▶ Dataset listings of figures
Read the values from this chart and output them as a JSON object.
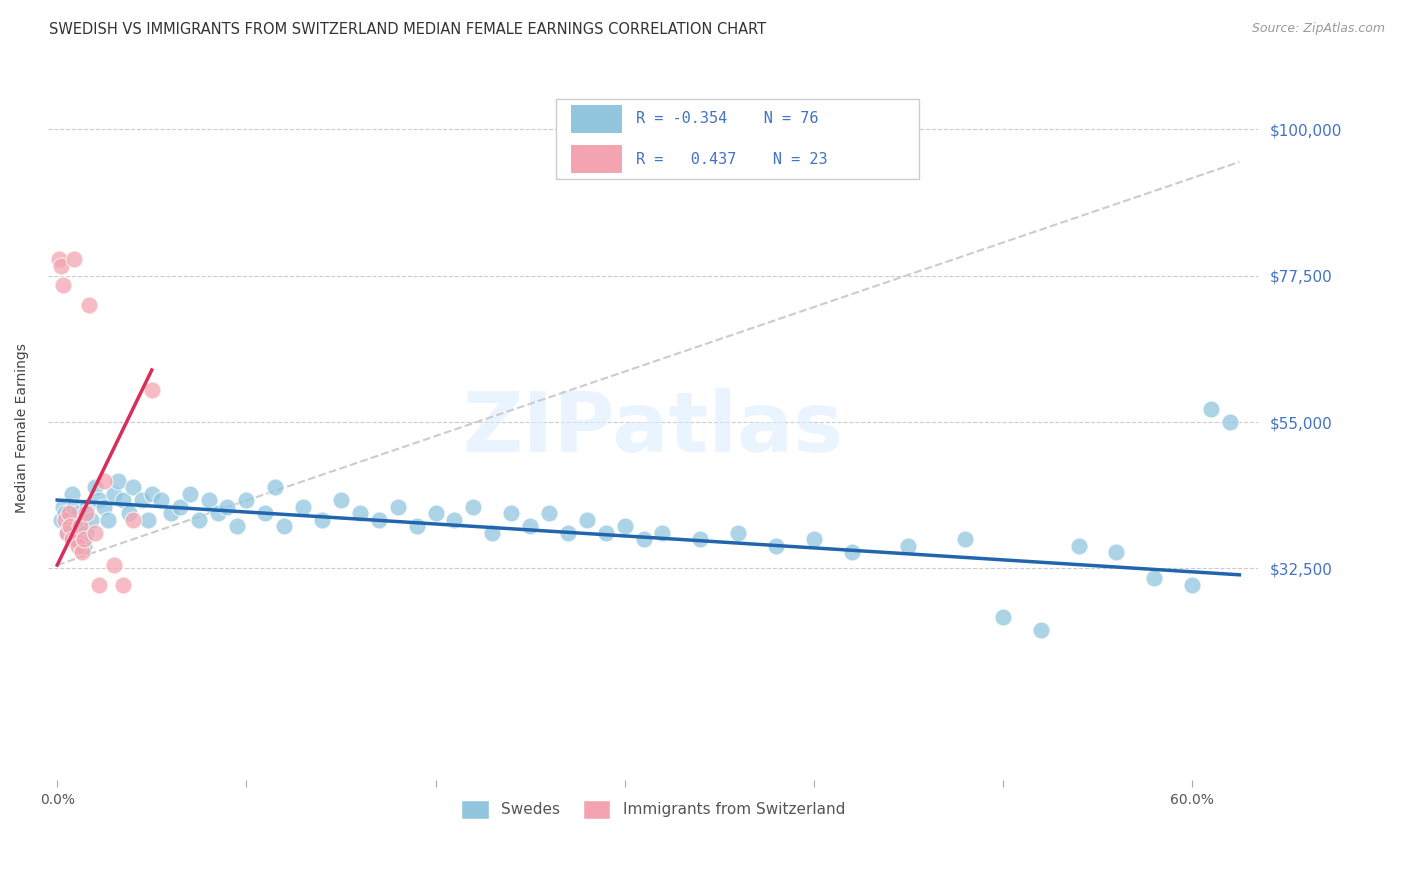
{
  "title": "SWEDISH VS IMMIGRANTS FROM SWITZERLAND MEDIAN FEMALE EARNINGS CORRELATION CHART",
  "source": "Source: ZipAtlas.com",
  "ylabel": "Median Female Earnings",
  "ytick_vals": [
    0,
    32500,
    55000,
    77500,
    100000
  ],
  "ytick_labels": [
    "",
    "$32,500",
    "$55,000",
    "$77,500",
    "$100,000"
  ],
  "xtick_vals": [
    0.0,
    0.1,
    0.2,
    0.3,
    0.4,
    0.5,
    0.6
  ],
  "xtick_labels": [
    "0.0%",
    "",
    "",
    "",
    "",
    "",
    "60.0%"
  ],
  "xmin": -0.005,
  "xmax": 0.635,
  "ymin": 5000,
  "ymax": 108000,
  "blue_R": -0.354,
  "blue_N": 76,
  "pink_R": 0.437,
  "pink_N": 23,
  "blue_color": "#92c5de",
  "pink_color": "#f4a4b0",
  "blue_line_color": "#2166ac",
  "pink_line_color": "#d6305a",
  "dashed_line_color": "#cccccc",
  "legend_label_blue": "Swedes",
  "legend_label_pink": "Immigrants from Switzerland",
  "watermark": "ZIPatlas",
  "blue_scatter_x": [
    0.002,
    0.003,
    0.004,
    0.005,
    0.006,
    0.007,
    0.008,
    0.009,
    0.01,
    0.011,
    0.012,
    0.013,
    0.014,
    0.015,
    0.016,
    0.018,
    0.02,
    0.022,
    0.025,
    0.027,
    0.03,
    0.032,
    0.035,
    0.038,
    0.04,
    0.045,
    0.048,
    0.05,
    0.055,
    0.06,
    0.065,
    0.07,
    0.075,
    0.08,
    0.085,
    0.09,
    0.095,
    0.1,
    0.11,
    0.115,
    0.12,
    0.13,
    0.14,
    0.15,
    0.16,
    0.17,
    0.18,
    0.19,
    0.2,
    0.21,
    0.22,
    0.23,
    0.24,
    0.25,
    0.26,
    0.27,
    0.28,
    0.29,
    0.3,
    0.31,
    0.32,
    0.34,
    0.36,
    0.38,
    0.4,
    0.42,
    0.45,
    0.48,
    0.5,
    0.52,
    0.54,
    0.56,
    0.58,
    0.6,
    0.61,
    0.62
  ],
  "blue_scatter_y": [
    40000,
    42000,
    41000,
    38000,
    40000,
    39000,
    44000,
    42000,
    37000,
    41000,
    38000,
    40000,
    36000,
    38000,
    42000,
    40000,
    45000,
    43000,
    42000,
    40000,
    44000,
    46000,
    43000,
    41000,
    45000,
    43000,
    40000,
    44000,
    43000,
    41000,
    42000,
    44000,
    40000,
    43000,
    41000,
    42000,
    39000,
    43000,
    41000,
    45000,
    39000,
    42000,
    40000,
    43000,
    41000,
    40000,
    42000,
    39000,
    41000,
    40000,
    42000,
    38000,
    41000,
    39000,
    41000,
    38000,
    40000,
    38000,
    39000,
    37000,
    38000,
    37000,
    38000,
    36000,
    37000,
    35000,
    36000,
    37000,
    25000,
    23000,
    36000,
    35000,
    31000,
    30000,
    57000,
    55000
  ],
  "pink_scatter_x": [
    0.001,
    0.002,
    0.003,
    0.004,
    0.005,
    0.006,
    0.007,
    0.008,
    0.009,
    0.01,
    0.011,
    0.012,
    0.013,
    0.014,
    0.015,
    0.017,
    0.02,
    0.022,
    0.025,
    0.03,
    0.035,
    0.04,
    0.05
  ],
  "pink_scatter_y": [
    80000,
    79000,
    76000,
    40000,
    38000,
    41000,
    39000,
    37000,
    80000,
    37000,
    36000,
    39000,
    35000,
    37000,
    41000,
    73000,
    38000,
    30000,
    46000,
    33000,
    30000,
    40000,
    60000
  ],
  "blue_line_x": [
    0.0,
    0.625
  ],
  "blue_line_y": [
    43000,
    31500
  ],
  "pink_line_x": [
    0.0,
    0.05
  ],
  "pink_line_y": [
    33000,
    63000
  ],
  "dashed_line_x": [
    0.0,
    0.625
  ],
  "dashed_line_y": [
    33000,
    95000
  ]
}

▶ YOUR TASK
Repeat the records above exactly, leaving out any pictures they contain.

▶ ANSWER FOR THIS EXERCISE
Read the values from this chart and output them as a JSON object.
{
  "title": "SWEDISH VS IMMIGRANTS FROM SWITZERLAND MEDIAN FEMALE EARNINGS CORRELATION CHART",
  "source": "Source: ZipAtlas.com",
  "ylabel": "Median Female Earnings",
  "ytick_vals": [
    0,
    32500,
    55000,
    77500,
    100000
  ],
  "ytick_labels": [
    "",
    "$32,500",
    "$55,000",
    "$77,500",
    "$100,000"
  ],
  "xtick_vals": [
    0.0,
    0.1,
    0.2,
    0.3,
    0.4,
    0.5,
    0.6
  ],
  "xtick_labels": [
    "0.0%",
    "",
    "",
    "",
    "",
    "",
    "60.0%"
  ],
  "xmin": -0.005,
  "xmax": 0.635,
  "ymin": 5000,
  "ymax": 108000,
  "blue_R": -0.354,
  "blue_N": 76,
  "pink_R": 0.437,
  "pink_N": 23,
  "blue_color": "#92c5de",
  "pink_color": "#f4a4b0",
  "blue_line_color": "#2166ac",
  "pink_line_color": "#d6305a",
  "dashed_line_color": "#cccccc",
  "legend_label_blue": "Swedes",
  "legend_label_pink": "Immigrants from Switzerland",
  "watermark": "ZIPatlas",
  "blue_scatter_x": [
    0.002,
    0.003,
    0.004,
    0.005,
    0.006,
    0.007,
    0.008,
    0.009,
    0.01,
    0.011,
    0.012,
    0.013,
    0.014,
    0.015,
    0.016,
    0.018,
    0.02,
    0.022,
    0.025,
    0.027,
    0.03,
    0.032,
    0.035,
    0.038,
    0.04,
    0.045,
    0.048,
    0.05,
    0.055,
    0.06,
    0.065,
    0.07,
    0.075,
    0.08,
    0.085,
    0.09,
    0.095,
    0.1,
    0.11,
    0.115,
    0.12,
    0.13,
    0.14,
    0.15,
    0.16,
    0.17,
    0.18,
    0.19,
    0.2,
    0.21,
    0.22,
    0.23,
    0.24,
    0.25,
    0.26,
    0.27,
    0.28,
    0.29,
    0.3,
    0.31,
    0.32,
    0.34,
    0.36,
    0.38,
    0.4,
    0.42,
    0.45,
    0.48,
    0.5,
    0.52,
    0.54,
    0.56,
    0.58,
    0.6,
    0.61,
    0.62
  ],
  "blue_scatter_y": [
    40000,
    42000,
    41000,
    38000,
    40000,
    39000,
    44000,
    42000,
    37000,
    41000,
    38000,
    40000,
    36000,
    38000,
    42000,
    40000,
    45000,
    43000,
    42000,
    40000,
    44000,
    46000,
    43000,
    41000,
    45000,
    43000,
    40000,
    44000,
    43000,
    41000,
    42000,
    44000,
    40000,
    43000,
    41000,
    42000,
    39000,
    43000,
    41000,
    45000,
    39000,
    42000,
    40000,
    43000,
    41000,
    40000,
    42000,
    39000,
    41000,
    40000,
    42000,
    38000,
    41000,
    39000,
    41000,
    38000,
    40000,
    38000,
    39000,
    37000,
    38000,
    37000,
    38000,
    36000,
    37000,
    35000,
    36000,
    37000,
    25000,
    23000,
    36000,
    35000,
    31000,
    30000,
    57000,
    55000
  ],
  "pink_scatter_x": [
    0.001,
    0.002,
    0.003,
    0.004,
    0.005,
    0.006,
    0.007,
    0.008,
    0.009,
    0.01,
    0.011,
    0.012,
    0.013,
    0.014,
    0.015,
    0.017,
    0.02,
    0.022,
    0.025,
    0.03,
    0.035,
    0.04,
    0.05
  ],
  "pink_scatter_y": [
    80000,
    79000,
    76000,
    40000,
    38000,
    41000,
    39000,
    37000,
    80000,
    37000,
    36000,
    39000,
    35000,
    37000,
    41000,
    73000,
    38000,
    30000,
    46000,
    33000,
    30000,
    40000,
    60000
  ],
  "blue_line_x": [
    0.0,
    0.625
  ],
  "blue_line_y": [
    43000,
    31500
  ],
  "pink_line_x": [
    0.0,
    0.05
  ],
  "pink_line_y": [
    33000,
    63000
  ],
  "dashed_line_x": [
    0.0,
    0.625
  ],
  "dashed_line_y": [
    33000,
    95000
  ]
}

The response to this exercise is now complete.